▶ _Objective_
Repeat the records exactly. Every line must match.

▶ _Data entries_
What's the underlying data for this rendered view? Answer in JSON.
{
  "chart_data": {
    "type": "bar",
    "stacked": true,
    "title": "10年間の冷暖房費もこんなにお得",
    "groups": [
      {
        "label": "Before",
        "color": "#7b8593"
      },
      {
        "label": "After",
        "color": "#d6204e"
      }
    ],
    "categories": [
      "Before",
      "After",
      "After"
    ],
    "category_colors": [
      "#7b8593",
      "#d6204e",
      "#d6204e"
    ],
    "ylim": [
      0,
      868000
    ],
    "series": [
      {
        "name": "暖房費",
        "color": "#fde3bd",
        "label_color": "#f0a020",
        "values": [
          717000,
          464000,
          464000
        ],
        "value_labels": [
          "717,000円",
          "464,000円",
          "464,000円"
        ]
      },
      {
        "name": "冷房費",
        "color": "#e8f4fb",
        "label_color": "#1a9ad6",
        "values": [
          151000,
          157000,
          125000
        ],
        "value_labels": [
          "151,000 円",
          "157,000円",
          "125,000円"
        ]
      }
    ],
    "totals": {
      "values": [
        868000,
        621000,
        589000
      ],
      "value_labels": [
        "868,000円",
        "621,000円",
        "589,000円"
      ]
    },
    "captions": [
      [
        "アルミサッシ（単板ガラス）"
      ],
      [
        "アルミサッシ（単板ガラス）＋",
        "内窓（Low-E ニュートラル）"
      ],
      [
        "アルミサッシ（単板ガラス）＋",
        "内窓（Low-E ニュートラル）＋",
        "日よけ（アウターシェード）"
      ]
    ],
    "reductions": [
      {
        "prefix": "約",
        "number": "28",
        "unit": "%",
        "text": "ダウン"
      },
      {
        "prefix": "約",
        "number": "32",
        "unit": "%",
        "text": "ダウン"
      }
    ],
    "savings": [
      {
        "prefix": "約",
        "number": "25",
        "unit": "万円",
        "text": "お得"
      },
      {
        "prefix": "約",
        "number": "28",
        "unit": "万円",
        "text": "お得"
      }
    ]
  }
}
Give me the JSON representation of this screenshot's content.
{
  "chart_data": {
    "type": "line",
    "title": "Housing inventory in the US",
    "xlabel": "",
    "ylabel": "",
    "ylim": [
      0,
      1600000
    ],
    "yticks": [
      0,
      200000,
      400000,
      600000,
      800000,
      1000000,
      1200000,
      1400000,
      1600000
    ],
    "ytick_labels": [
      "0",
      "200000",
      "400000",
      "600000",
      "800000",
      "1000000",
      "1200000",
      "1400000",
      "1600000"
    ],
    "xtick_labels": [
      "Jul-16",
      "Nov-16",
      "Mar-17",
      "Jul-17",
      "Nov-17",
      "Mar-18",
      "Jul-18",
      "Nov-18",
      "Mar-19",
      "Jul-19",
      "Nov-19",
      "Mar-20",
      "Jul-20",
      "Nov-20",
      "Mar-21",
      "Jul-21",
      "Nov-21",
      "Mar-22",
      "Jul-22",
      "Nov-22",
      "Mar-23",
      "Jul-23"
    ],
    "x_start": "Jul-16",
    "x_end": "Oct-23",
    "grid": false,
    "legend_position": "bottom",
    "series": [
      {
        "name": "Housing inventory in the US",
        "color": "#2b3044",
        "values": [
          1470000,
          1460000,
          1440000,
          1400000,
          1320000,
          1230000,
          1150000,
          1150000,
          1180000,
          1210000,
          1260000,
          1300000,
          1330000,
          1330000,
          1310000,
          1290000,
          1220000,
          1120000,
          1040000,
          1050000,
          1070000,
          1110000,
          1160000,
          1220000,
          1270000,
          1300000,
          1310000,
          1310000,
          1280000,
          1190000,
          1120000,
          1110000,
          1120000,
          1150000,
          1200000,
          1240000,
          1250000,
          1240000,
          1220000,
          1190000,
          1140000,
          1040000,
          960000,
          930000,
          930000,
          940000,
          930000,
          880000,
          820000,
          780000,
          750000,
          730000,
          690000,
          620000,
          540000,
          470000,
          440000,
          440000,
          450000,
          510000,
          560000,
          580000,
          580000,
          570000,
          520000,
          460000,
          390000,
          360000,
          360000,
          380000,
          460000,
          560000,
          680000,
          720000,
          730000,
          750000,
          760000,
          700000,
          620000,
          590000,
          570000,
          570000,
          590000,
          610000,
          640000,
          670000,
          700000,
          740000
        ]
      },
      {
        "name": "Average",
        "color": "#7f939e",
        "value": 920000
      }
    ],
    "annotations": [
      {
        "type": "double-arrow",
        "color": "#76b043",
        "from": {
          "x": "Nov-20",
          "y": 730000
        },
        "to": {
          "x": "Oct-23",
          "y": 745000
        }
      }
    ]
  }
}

▶ _Complete answer_
What's the underlying data for this rendered view? Answer in JSON.
{
  "chart_data": {
    "type": "bar",
    "stacked": true,
    "title": "10年間の冷暖房費もこんなにお得",
    "groups": [
      {
        "label": "Before",
        "color": "#7b8593"
      },
      {
        "label": "After",
        "color": "#d6204e"
      }
    ],
    "categories": [
      "Before",
      "After",
      "After"
    ],
    "category_colors": [
      "#7b8593",
      "#d6204e",
      "#d6204e"
    ],
    "ylim": [
      0,
      868000
    ],
    "series": [
      {
        "name": "暖房費",
        "color": "#fde3bd",
        "label_color": "#f0a020",
        "values": [
          717000,
          464000,
          464000
        ],
        "value_labels": [
          "717,000円",
          "464,000円",
          "464,000円"
        ]
      },
      {
        "name": "冷房費",
        "color": "#e8f4fb",
        "label_color": "#1a9ad6",
        "values": [
          151000,
          157000,
          125000
        ],
        "value_labels": [
          "151,000 円",
          "157,000円",
          "125,000円"
        ]
      }
    ],
    "totals": {
      "values": [
        868000,
        621000,
        589000
      ],
      "value_labels": [
        "868,000円",
        "621,000円",
        "589,000円"
      ]
    },
    "captions": [
      [
        "アルミサッシ（単板ガラス）"
      ],
      [
        "アルミサッシ（単板ガラス）＋",
        "内窓（Low-E ニュートラル）"
      ],
      [
        "アルミサッシ（単板ガラス）＋",
        "内窓（Low-E ニュートラル）＋",
        "日よけ（アウターシェード）"
      ]
    ],
    "reductions": [
      {
        "prefix": "約",
        "number": "28",
        "unit": "%",
        "text": "ダウン"
      },
      {
        "prefix": "約",
        "number": "32",
        "unit": "%",
        "text": "ダウン"
      }
    ],
    "savings": [
      {
        "prefix": "約",
        "number": "25",
        "unit": "万円",
        "text": "お得"
      },
      {
        "prefix": "約",
        "number": "28",
        "unit": "万円",
        "text": "お得"
      }
    ]
  }
}
Give me the JSON representation of this screenshot's content.
{
  "chart_data": {
    "type": "line",
    "title": "Housing inventory in the US",
    "xlabel": "",
    "ylabel": "",
    "ylim": [
      0,
      1600000
    ],
    "yticks": [
      0,
      200000,
      400000,
      600000,
      800000,
      1000000,
      1200000,
      1400000,
      1600000
    ],
    "ytick_labels": [
      "0",
      "200000",
      "400000",
      "600000",
      "800000",
      "1000000",
      "1200000",
      "1400000",
      "1600000"
    ],
    "xtick_labels": [
      "Jul-16",
      "Nov-16",
      "Mar-17",
      "Jul-17",
      "Nov-17",
      "Mar-18",
      "Jul-18",
      "Nov-18",
      "Mar-19",
      "Jul-19",
      "Nov-19",
      "Mar-20",
      "Jul-20",
      "Nov-20",
      "Mar-21",
      "Jul-21",
      "Nov-21",
      "Mar-22",
      "Jul-22",
      "Nov-22",
      "Mar-23",
      "Jul-23"
    ],
    "x_start": "Jul-16",
    "x_end": "Oct-23",
    "grid": false,
    "legend_position": "bottom",
    "series": [
      {
        "name": "Housing inventory in the US",
        "color": "#2b3044",
        "values": [
          1470000,
          1460000,
          1440000,
          1400000,
          1320000,
          1230000,
          1150000,
          1150000,
          1180000,
          1210000,
          1260000,
          1300000,
          1330000,
          1330000,
          1310000,
          1290000,
          1220000,
          1120000,
          1040000,
          1050000,
          1070000,
          1110000,
          1160000,
          1220000,
          1270000,
          1300000,
          1310000,
          1310000,
          1280000,
          1190000,
          1120000,
          1110000,
          1120000,
          1150000,
          1200000,
          1240000,
          1250000,
          1240000,
          1220000,
          1190000,
          1140000,
          1040000,
          960000,
          930000,
          930000,
          940000,
          930000,
          880000,
          820000,
          780000,
          750000,
          730000,
          690000,
          620000,
          540000,
          470000,
          440000,
          440000,
          450000,
          510000,
          560000,
          580000,
          580000,
          570000,
          520000,
          460000,
          390000,
          360000,
          360000,
          380000,
          460000,
          560000,
          680000,
          720000,
          730000,
          750000,
          760000,
          700000,
          620000,
          590000,
          570000,
          570000,
          590000,
          610000,
          640000,
          670000,
          700000,
          740000
        ]
      },
      {
        "name": "Average",
        "color": "#7f939e",
        "value": 920000
      }
    ],
    "annotations": [
      {
        "type": "double-arrow",
        "color": "#76b043",
        "from": {
          "x": "Nov-20",
          "y": 730000
        },
        "to": {
          "x": "Oct-23",
          "y": 745000
        }
      }
    ]
  }
}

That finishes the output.